■ **Stated goal**: Find the string "Ausschnitt" in the data, then copy every line where it is found.

Dataset records:
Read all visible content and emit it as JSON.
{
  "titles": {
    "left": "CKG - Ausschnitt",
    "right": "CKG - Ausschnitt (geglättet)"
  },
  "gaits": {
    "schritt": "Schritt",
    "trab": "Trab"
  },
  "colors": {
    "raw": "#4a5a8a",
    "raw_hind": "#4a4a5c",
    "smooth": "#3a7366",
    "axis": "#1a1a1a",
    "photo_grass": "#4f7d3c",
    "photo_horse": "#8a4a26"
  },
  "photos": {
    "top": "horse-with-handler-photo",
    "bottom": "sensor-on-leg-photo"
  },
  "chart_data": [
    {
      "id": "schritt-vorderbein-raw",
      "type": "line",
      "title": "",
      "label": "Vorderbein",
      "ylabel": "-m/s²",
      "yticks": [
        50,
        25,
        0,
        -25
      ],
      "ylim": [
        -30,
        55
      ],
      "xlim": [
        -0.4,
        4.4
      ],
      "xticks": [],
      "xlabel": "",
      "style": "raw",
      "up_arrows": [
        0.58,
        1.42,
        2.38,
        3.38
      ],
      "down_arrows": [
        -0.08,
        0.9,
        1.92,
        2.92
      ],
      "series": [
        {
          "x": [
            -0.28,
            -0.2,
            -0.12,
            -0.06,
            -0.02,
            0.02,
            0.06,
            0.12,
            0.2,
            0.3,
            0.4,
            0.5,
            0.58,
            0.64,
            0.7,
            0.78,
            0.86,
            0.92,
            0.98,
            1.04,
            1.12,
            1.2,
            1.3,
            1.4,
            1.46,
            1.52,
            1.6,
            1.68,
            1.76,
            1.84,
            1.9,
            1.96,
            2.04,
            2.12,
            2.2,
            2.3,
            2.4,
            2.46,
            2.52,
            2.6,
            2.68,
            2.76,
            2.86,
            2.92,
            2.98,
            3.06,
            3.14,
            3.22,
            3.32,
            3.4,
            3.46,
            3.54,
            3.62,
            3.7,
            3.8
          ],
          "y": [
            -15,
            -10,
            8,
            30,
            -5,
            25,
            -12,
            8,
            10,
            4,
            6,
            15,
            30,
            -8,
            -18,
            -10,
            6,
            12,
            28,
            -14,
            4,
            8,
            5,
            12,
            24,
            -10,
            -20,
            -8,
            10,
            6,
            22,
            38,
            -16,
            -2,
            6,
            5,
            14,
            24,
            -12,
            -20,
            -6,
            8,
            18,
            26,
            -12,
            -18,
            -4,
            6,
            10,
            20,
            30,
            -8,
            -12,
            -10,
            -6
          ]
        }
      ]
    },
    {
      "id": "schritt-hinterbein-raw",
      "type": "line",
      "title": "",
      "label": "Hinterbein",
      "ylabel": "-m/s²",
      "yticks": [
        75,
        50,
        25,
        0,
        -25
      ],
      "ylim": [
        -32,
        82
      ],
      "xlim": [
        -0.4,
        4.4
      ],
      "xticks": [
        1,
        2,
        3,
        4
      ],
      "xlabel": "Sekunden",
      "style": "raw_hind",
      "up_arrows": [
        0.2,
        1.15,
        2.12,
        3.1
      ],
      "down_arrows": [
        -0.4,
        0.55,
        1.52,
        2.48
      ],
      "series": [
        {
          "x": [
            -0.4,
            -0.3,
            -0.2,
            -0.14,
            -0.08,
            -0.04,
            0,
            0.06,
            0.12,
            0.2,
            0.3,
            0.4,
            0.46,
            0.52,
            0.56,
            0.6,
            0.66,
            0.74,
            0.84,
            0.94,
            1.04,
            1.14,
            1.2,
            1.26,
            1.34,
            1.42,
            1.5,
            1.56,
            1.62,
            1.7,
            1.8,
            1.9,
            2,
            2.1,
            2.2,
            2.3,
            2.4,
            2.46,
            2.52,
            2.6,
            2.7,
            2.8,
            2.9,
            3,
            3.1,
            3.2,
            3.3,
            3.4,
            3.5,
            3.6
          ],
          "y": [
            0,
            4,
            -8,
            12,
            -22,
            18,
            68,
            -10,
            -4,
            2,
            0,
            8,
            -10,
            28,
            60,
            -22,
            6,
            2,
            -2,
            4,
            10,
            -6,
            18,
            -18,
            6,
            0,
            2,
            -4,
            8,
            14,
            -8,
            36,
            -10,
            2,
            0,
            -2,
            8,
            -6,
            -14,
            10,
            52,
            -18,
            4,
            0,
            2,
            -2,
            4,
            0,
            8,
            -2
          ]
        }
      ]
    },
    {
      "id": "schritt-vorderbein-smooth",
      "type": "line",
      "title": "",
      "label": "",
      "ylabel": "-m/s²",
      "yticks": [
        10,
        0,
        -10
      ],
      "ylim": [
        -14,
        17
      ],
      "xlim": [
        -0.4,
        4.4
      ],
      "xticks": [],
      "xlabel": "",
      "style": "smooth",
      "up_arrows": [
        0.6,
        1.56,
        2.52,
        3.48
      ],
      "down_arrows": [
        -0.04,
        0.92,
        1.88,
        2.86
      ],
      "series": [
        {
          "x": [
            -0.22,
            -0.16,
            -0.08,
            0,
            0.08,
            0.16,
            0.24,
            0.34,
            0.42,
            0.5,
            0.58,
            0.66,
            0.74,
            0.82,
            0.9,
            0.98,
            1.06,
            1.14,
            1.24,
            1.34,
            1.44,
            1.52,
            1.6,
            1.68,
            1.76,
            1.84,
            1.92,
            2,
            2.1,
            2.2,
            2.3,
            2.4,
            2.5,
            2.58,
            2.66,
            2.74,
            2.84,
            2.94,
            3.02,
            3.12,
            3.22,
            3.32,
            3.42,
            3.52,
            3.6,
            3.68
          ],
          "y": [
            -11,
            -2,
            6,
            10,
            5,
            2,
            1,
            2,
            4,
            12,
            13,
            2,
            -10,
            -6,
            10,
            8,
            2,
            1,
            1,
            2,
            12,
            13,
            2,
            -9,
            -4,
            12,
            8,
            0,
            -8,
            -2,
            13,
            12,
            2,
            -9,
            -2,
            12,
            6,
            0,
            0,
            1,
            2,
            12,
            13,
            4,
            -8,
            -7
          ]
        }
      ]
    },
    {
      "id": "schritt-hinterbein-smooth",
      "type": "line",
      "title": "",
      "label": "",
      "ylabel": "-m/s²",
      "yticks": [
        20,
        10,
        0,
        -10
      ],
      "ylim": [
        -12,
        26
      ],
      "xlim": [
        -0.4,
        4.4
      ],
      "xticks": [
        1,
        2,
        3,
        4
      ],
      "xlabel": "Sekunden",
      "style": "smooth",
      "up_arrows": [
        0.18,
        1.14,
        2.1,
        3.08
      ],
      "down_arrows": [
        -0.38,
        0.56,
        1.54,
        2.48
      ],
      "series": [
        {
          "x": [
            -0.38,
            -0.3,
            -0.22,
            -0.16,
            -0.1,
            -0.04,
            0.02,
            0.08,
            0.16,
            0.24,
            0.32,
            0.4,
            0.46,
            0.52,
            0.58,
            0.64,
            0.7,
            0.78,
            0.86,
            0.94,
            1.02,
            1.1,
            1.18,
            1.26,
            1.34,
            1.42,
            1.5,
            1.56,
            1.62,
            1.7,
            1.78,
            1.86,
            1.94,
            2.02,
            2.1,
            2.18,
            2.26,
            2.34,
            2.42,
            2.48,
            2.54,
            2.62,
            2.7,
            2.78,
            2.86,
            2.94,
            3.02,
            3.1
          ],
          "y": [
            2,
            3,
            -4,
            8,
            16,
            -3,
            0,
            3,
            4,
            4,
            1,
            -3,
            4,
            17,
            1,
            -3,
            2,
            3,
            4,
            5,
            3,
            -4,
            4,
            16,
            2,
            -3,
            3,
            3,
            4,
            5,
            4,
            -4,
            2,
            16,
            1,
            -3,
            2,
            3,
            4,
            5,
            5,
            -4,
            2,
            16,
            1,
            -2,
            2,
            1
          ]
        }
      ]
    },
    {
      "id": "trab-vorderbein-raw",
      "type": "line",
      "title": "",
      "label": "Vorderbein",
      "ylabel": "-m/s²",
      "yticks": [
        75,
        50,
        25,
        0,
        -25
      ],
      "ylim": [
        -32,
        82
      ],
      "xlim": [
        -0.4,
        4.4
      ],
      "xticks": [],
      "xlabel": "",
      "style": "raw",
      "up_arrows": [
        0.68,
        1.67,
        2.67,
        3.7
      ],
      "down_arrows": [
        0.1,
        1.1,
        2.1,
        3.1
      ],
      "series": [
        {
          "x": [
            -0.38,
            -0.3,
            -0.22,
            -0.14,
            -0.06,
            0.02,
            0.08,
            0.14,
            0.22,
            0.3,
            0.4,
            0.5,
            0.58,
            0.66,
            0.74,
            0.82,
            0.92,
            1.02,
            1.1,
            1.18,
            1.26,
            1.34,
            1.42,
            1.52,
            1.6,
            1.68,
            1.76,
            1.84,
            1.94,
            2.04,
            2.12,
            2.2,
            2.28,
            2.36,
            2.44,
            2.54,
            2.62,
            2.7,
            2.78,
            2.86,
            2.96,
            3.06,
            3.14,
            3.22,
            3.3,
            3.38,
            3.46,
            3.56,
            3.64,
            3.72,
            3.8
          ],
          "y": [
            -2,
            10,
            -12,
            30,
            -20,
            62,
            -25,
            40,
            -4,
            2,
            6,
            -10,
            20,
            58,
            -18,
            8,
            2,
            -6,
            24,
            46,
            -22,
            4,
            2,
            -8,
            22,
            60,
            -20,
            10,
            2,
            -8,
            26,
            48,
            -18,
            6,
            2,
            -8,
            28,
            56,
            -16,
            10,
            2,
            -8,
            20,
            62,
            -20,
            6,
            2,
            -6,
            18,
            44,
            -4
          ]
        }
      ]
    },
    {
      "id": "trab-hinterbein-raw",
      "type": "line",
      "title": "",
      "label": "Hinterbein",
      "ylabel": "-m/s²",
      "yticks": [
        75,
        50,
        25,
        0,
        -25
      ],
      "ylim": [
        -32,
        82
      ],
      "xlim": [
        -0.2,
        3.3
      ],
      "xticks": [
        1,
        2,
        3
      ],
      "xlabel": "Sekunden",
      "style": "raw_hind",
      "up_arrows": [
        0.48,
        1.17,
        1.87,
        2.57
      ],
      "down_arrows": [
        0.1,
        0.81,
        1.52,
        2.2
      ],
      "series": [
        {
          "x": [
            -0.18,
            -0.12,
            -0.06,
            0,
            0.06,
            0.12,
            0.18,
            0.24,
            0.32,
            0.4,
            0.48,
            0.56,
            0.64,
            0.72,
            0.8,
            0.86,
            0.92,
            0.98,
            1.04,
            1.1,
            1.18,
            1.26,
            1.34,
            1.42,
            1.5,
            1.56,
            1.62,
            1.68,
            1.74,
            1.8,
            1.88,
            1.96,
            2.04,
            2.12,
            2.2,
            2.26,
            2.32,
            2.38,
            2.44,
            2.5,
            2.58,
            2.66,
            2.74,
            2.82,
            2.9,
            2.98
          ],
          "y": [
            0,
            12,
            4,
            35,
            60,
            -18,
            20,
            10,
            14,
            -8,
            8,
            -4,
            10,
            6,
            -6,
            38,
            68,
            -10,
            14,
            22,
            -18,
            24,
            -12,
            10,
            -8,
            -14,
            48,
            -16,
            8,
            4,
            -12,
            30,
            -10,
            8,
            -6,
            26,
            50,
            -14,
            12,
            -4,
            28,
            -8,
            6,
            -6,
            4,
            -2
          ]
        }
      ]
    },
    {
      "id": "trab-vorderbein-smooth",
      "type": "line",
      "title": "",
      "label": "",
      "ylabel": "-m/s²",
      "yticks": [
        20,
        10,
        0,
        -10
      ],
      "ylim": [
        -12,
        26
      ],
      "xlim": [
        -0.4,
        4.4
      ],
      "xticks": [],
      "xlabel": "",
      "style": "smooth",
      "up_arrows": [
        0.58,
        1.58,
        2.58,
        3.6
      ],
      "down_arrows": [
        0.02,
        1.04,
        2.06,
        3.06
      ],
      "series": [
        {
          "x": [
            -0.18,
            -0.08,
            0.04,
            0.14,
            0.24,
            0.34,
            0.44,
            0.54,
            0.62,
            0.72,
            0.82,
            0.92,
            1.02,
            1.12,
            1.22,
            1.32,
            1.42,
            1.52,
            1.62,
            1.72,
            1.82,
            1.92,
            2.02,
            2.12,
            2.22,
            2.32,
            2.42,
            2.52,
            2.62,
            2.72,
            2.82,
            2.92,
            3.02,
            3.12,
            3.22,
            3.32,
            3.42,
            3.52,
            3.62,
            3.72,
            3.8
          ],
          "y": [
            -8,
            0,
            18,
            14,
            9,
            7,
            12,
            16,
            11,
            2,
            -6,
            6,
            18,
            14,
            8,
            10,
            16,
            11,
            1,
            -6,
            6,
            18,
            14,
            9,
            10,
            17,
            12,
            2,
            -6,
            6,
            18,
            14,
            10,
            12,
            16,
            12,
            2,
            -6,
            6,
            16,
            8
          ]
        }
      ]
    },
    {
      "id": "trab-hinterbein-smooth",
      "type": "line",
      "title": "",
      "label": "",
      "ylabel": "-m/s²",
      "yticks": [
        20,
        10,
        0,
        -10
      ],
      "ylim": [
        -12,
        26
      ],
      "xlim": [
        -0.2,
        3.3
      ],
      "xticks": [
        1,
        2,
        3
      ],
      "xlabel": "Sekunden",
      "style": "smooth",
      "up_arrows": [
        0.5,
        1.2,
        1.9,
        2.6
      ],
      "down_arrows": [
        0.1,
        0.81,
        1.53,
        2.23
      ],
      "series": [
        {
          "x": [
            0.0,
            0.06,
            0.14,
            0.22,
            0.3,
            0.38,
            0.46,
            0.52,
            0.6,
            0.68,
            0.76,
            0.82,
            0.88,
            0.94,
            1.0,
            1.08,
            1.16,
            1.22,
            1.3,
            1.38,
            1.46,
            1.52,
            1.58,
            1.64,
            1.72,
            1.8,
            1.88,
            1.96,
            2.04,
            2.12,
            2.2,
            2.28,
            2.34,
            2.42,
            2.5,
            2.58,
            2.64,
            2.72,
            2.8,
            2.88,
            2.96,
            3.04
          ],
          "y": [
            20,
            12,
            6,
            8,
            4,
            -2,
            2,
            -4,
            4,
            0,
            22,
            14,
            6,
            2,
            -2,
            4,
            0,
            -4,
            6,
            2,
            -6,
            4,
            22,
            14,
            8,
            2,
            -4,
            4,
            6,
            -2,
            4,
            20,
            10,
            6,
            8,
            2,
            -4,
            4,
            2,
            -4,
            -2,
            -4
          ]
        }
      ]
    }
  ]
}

■ **Answer**:
    "left": "CKG - Ausschnitt",
    "right": "CKG - Ausschnitt (geglättet)"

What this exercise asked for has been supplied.